▸ GIVEN RECORDS:
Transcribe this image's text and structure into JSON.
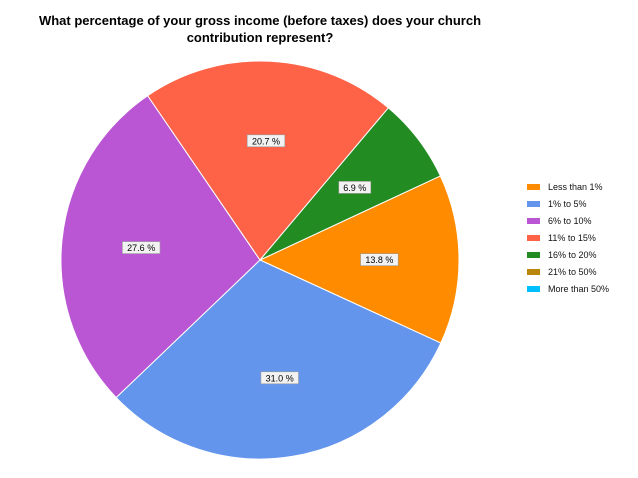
{
  "chart_data": {
    "type": "pie",
    "title_lines": [
      "What percentage of your gross income (before taxes) does your church",
      "contribution represent?"
    ],
    "start_angle_deg": 65,
    "slices": [
      {
        "name": "Less than 1%",
        "value": 13.8,
        "label": "13.8 %",
        "color": "#ff8c00"
      },
      {
        "name": "1% to 5%",
        "value": 31.0,
        "label": "31.0 %",
        "color": "#6495ed"
      },
      {
        "name": "6% to 10%",
        "value": 27.6,
        "label": "27.6 %",
        "color": "#ba55d3"
      },
      {
        "name": "11% to 15%",
        "value": 20.7,
        "label": "20.7 %",
        "color": "#ff6347"
      },
      {
        "name": "16% to 20%",
        "value": 6.9,
        "label": "6.9 %",
        "color": "#228b22"
      },
      {
        "name": "21% to 50%",
        "value": 0,
        "label": "",
        "color": "#b8860b"
      },
      {
        "name": "More than 50%",
        "value": 0,
        "label": "",
        "color": "#00bfff"
      }
    ],
    "legend_position": "right"
  }
}
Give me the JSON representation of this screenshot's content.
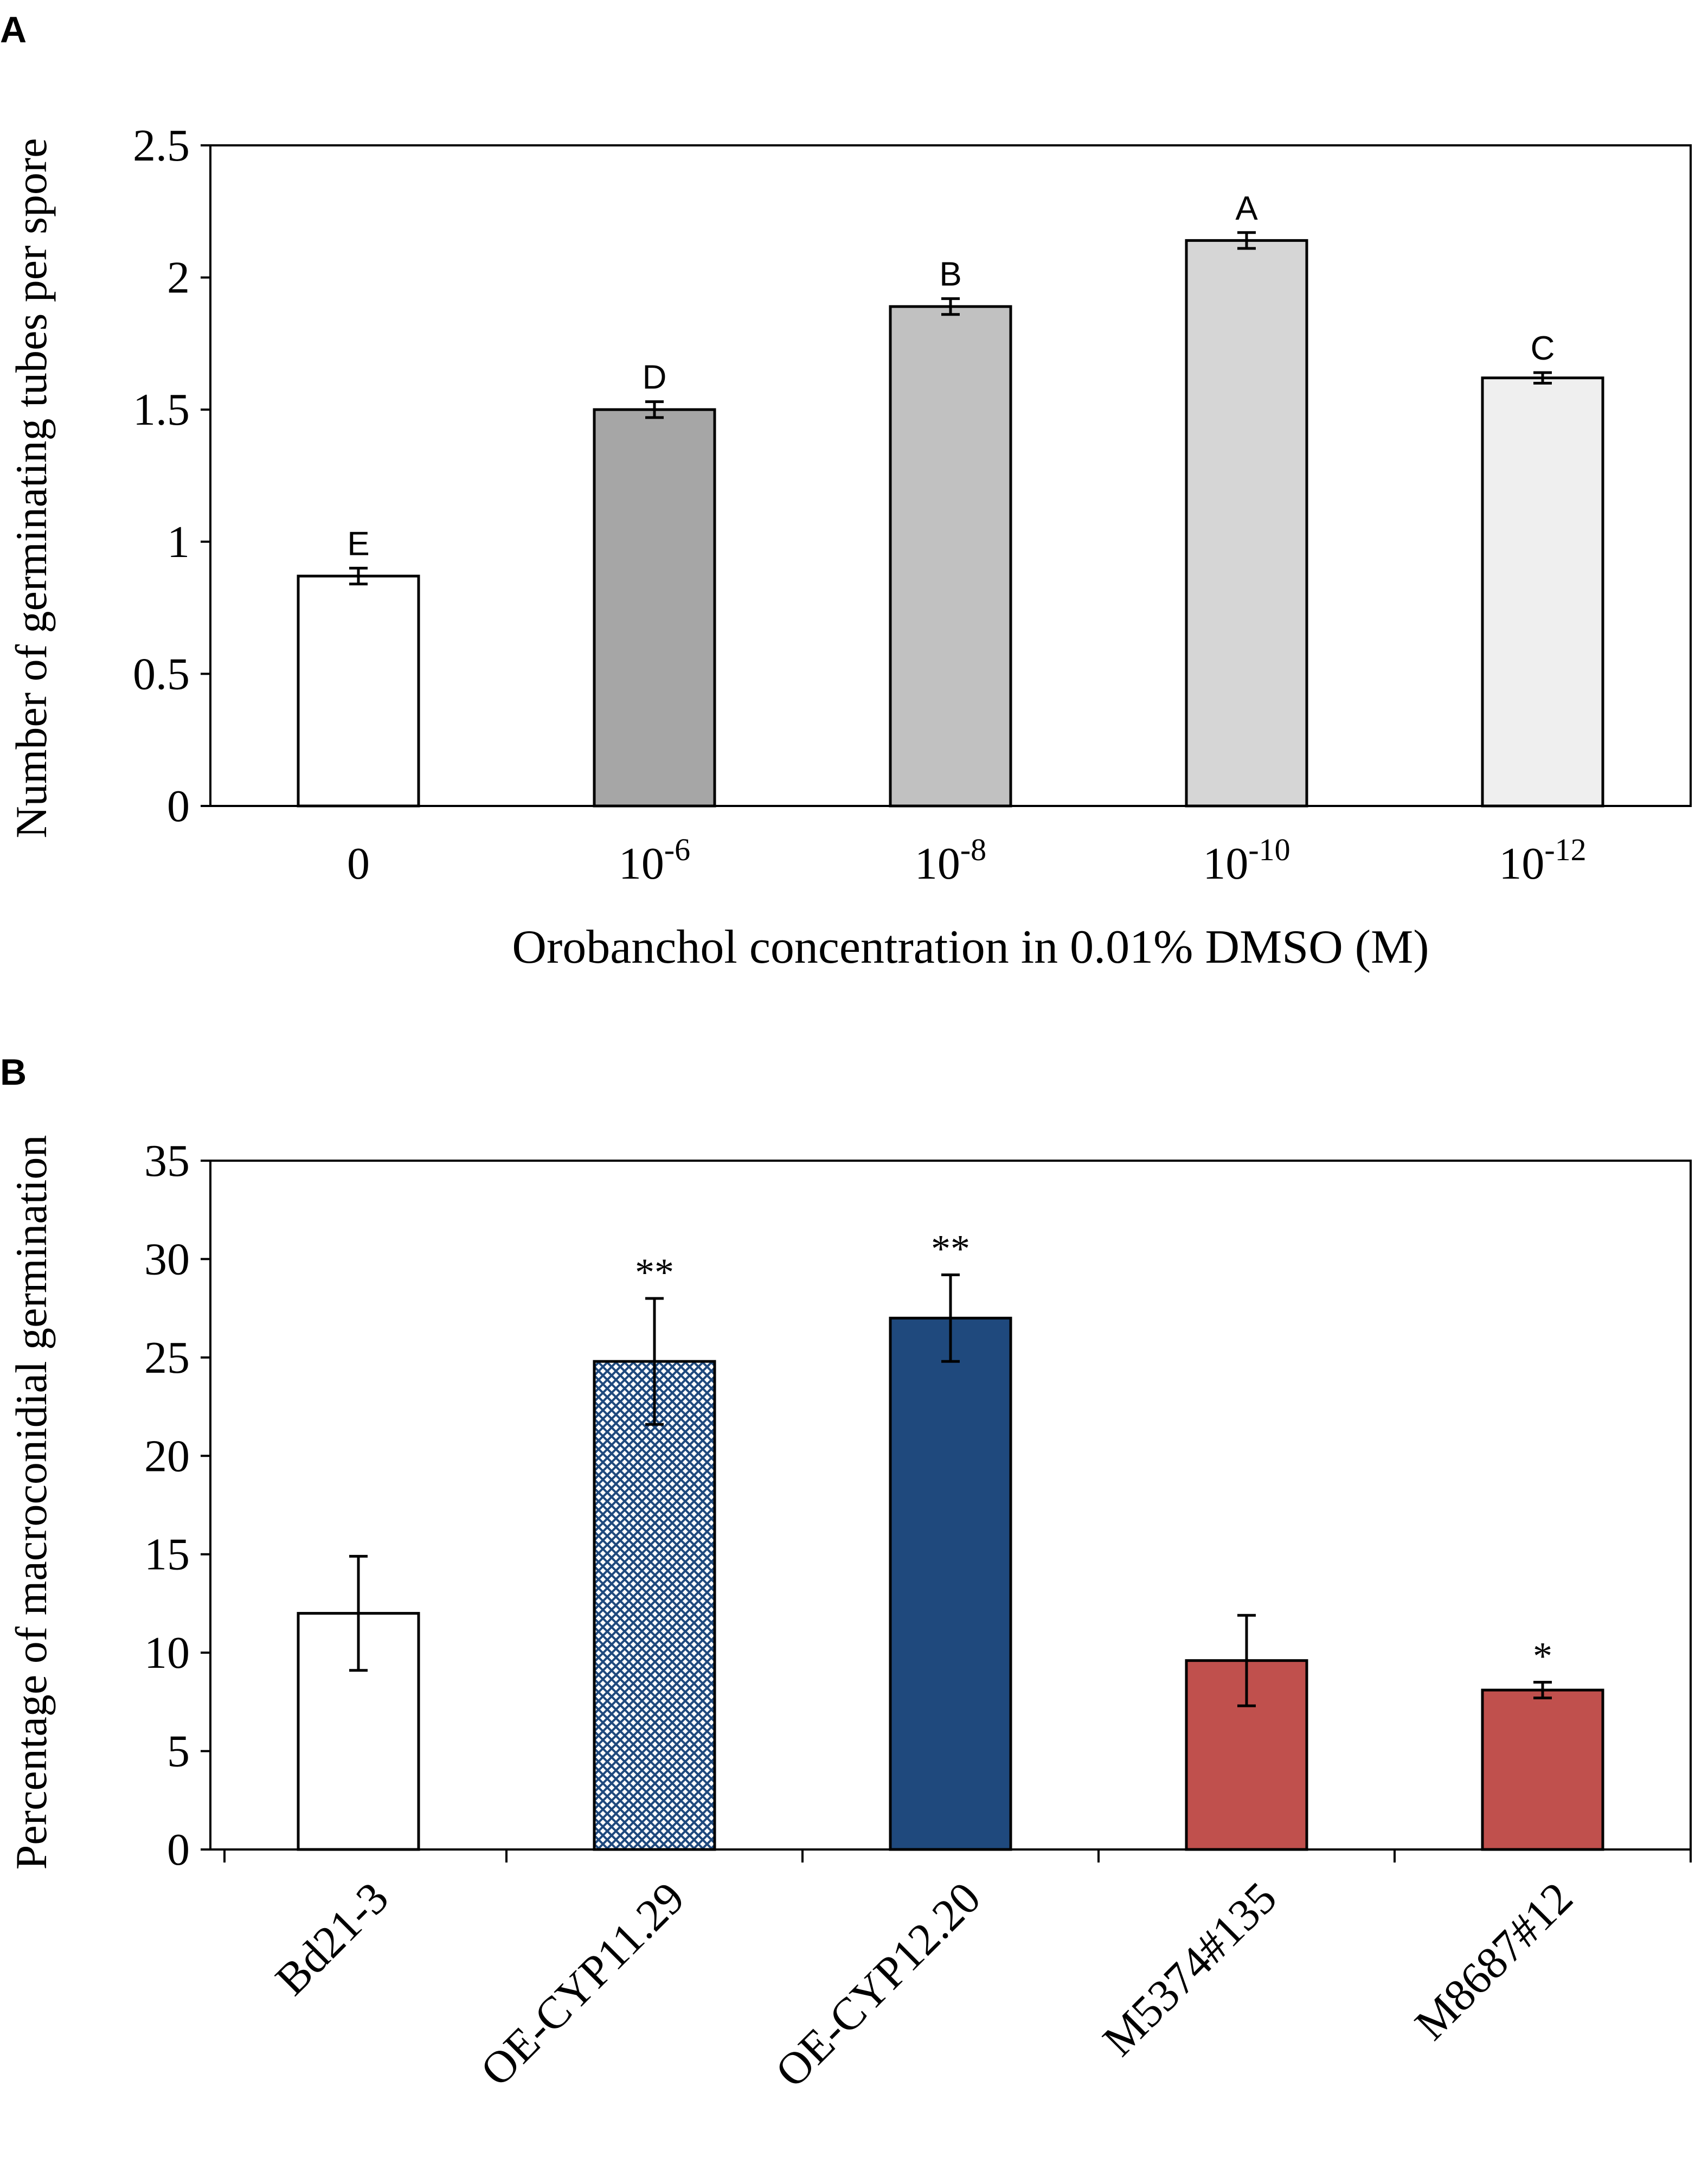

▸ SET TASK: Give an exact copy of the material, leaving out every picture.

▸ THE REPLY:
Transcribe this image's text and structure into JSON.
{
  "chart_data": {
    "type": "pie",
    "title_lines": [
      "What percentage of your gross income (before taxes) does your church",
      "contribution represent?"
    ],
    "start_angle_deg": 65,
    "slices": [
      {
        "name": "Less than 1%",
        "value": 13.8,
        "label": "13.8 %",
        "color": "#ff8c00"
      },
      {
        "name": "1% to 5%",
        "value": 31.0,
        "label": "31.0 %",
        "color": "#6495ed"
      },
      {
        "name": "6% to 10%",
        "value": 27.6,
        "label": "27.6 %",
        "color": "#ba55d3"
      },
      {
        "name": "11% to 15%",
        "value": 20.7,
        "label": "20.7 %",
        "color": "#ff6347"
      },
      {
        "name": "16% to 20%",
        "value": 6.9,
        "label": "6.9 %",
        "color": "#228b22"
      },
      {
        "name": "21% to 50%",
        "value": 0,
        "label": "",
        "color": "#b8860b"
      },
      {
        "name": "More than 50%",
        "value": 0,
        "label": "",
        "color": "#00bfff"
      }
    ],
    "legend_position": "right"
  }
}
Give me the JSON representation of this screenshot's content.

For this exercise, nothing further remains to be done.